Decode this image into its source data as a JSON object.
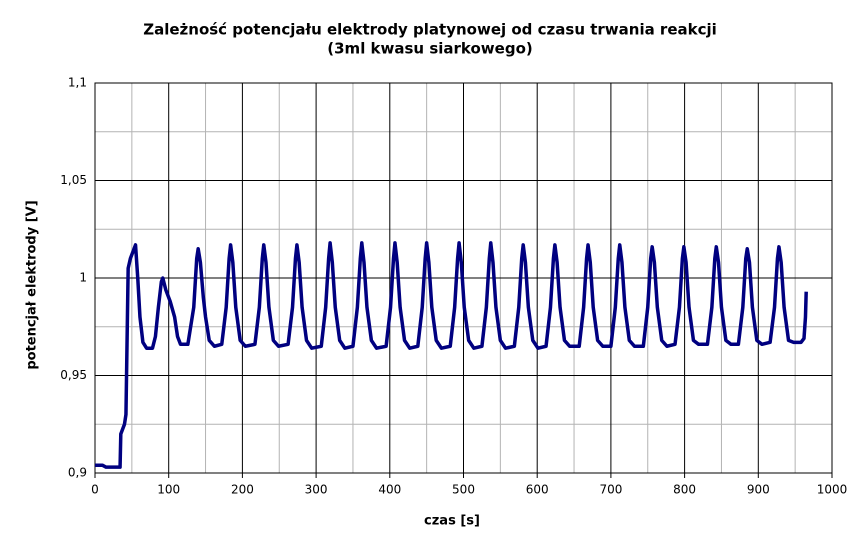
{
  "chart_data": {
    "type": "line",
    "title": "Zależność potencjału elektrody platynowej od czasu trwania reakcji",
    "subtitle": "(3ml kwasu siarkowego)",
    "xlabel": "czas [s]",
    "ylabel": "potencjał elektrody [V]",
    "xlim": [
      0,
      1000
    ],
    "xticks": [
      0,
      100,
      200,
      300,
      400,
      500,
      600,
      700,
      800,
      900,
      1000
    ],
    "minor_xticks": [
      50,
      150,
      250,
      350,
      450,
      550,
      650,
      750,
      850,
      950
    ],
    "ylim": [
      0.9,
      1.1
    ],
    "yticks": [
      {
        "value": 0.9,
        "label": "0,9"
      },
      {
        "value": 0.95,
        "label": "0,95"
      },
      1,
      {
        "value": 1.05,
        "label": "1,05"
      },
      {
        "value": 1.1,
        "label": "1,1"
      }
    ],
    "minor_yticks": [
      0.925,
      0.975,
      1.025,
      1.075
    ],
    "grid": true,
    "series": [
      {
        "color": "#000080",
        "x": [
          0,
          10,
          15,
          34,
          35,
          40,
          42,
          43,
          45,
          48,
          52,
          55,
          58,
          61,
          65,
          70,
          78,
          82,
          86,
          90,
          92,
          96,
          102,
          108,
          112,
          116,
          126,
          134,
          138,
          140,
          143,
          147,
          150,
          155,
          162,
          172,
          178,
          182,
          184,
          187,
          191,
          197,
          204,
          217,
          223,
          227,
          229,
          232,
          236,
          242,
          249,
          262,
          268,
          272,
          274,
          277,
          281,
          287,
          294,
          307,
          313,
          317,
          319,
          322,
          326,
          332,
          339,
          350,
          356,
          360,
          362,
          365,
          369,
          375,
          382,
          395,
          401,
          405,
          407,
          410,
          414,
          420,
          427,
          438,
          444,
          448,
          450,
          453,
          457,
          463,
          470,
          482,
          488,
          492,
          494,
          497,
          501,
          507,
          514,
          525,
          531,
          535,
          537,
          540,
          544,
          550,
          557,
          569,
          575,
          579,
          581,
          584,
          588,
          594,
          601,
          612,
          618,
          622,
          624,
          627,
          631,
          637,
          644,
          657,
          663,
          667,
          669,
          672,
          676,
          682,
          689,
          700,
          706,
          710,
          712,
          715,
          719,
          725,
          732,
          744,
          750,
          754,
          756,
          759,
          763,
          769,
          776,
          787,
          793,
          797,
          799,
          802,
          806,
          812,
          819,
          831,
          837,
          841,
          843,
          846,
          850,
          856,
          863,
          873,
          879,
          883,
          885,
          888,
          892,
          898,
          905,
          916,
          922,
          926,
          928,
          931,
          935,
          941,
          948,
          958,
          962,
          964,
          965
        ],
        "values": [
          0.904,
          0.904,
          0.903,
          0.903,
          0.92,
          0.925,
          0.93,
          0.955,
          1.005,
          1.01,
          1.014,
          1.017,
          1.0,
          0.98,
          0.967,
          0.964,
          0.964,
          0.97,
          0.985,
          0.998,
          1.0,
          0.994,
          0.988,
          0.98,
          0.97,
          0.966,
          0.966,
          0.985,
          1.01,
          1.015,
          1.008,
          0.99,
          0.98,
          0.968,
          0.965,
          0.966,
          0.985,
          1.01,
          1.017,
          1.008,
          0.985,
          0.968,
          0.965,
          0.966,
          0.985,
          1.01,
          1.017,
          1.008,
          0.985,
          0.968,
          0.965,
          0.966,
          0.985,
          1.01,
          1.017,
          1.008,
          0.985,
          0.968,
          0.964,
          0.965,
          0.985,
          1.01,
          1.018,
          1.008,
          0.985,
          0.968,
          0.964,
          0.965,
          0.985,
          1.01,
          1.018,
          1.008,
          0.985,
          0.968,
          0.964,
          0.965,
          0.985,
          1.01,
          1.018,
          1.008,
          0.985,
          0.968,
          0.964,
          0.965,
          0.985,
          1.01,
          1.018,
          1.008,
          0.985,
          0.968,
          0.964,
          0.965,
          0.985,
          1.01,
          1.018,
          1.008,
          0.985,
          0.968,
          0.964,
          0.965,
          0.985,
          1.01,
          1.018,
          1.008,
          0.985,
          0.968,
          0.964,
          0.965,
          0.985,
          1.01,
          1.017,
          1.008,
          0.985,
          0.968,
          0.964,
          0.965,
          0.985,
          1.01,
          1.017,
          1.008,
          0.985,
          0.968,
          0.965,
          0.965,
          0.985,
          1.01,
          1.017,
          1.008,
          0.985,
          0.968,
          0.965,
          0.965,
          0.985,
          1.01,
          1.017,
          1.008,
          0.985,
          0.968,
          0.965,
          0.965,
          0.985,
          1.01,
          1.016,
          1.008,
          0.985,
          0.968,
          0.965,
          0.966,
          0.985,
          1.01,
          1.016,
          1.008,
          0.985,
          0.968,
          0.966,
          0.966,
          0.985,
          1.01,
          1.016,
          1.008,
          0.985,
          0.968,
          0.966,
          0.966,
          0.985,
          1.01,
          1.015,
          1.008,
          0.985,
          0.968,
          0.966,
          0.967,
          0.985,
          1.01,
          1.016,
          1.008,
          0.985,
          0.968,
          0.967,
          0.967,
          0.969,
          0.98,
          0.993
        ]
      }
    ]
  }
}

***

What you need to do: For each line in the data above that contains the string "elektrody", extract the line.

Result of this exercise:
    "title": "Zależność potencjału elektrody platynowej od czasu trwania reakcji",
    "ylabel": "potencjał elektrody [V]",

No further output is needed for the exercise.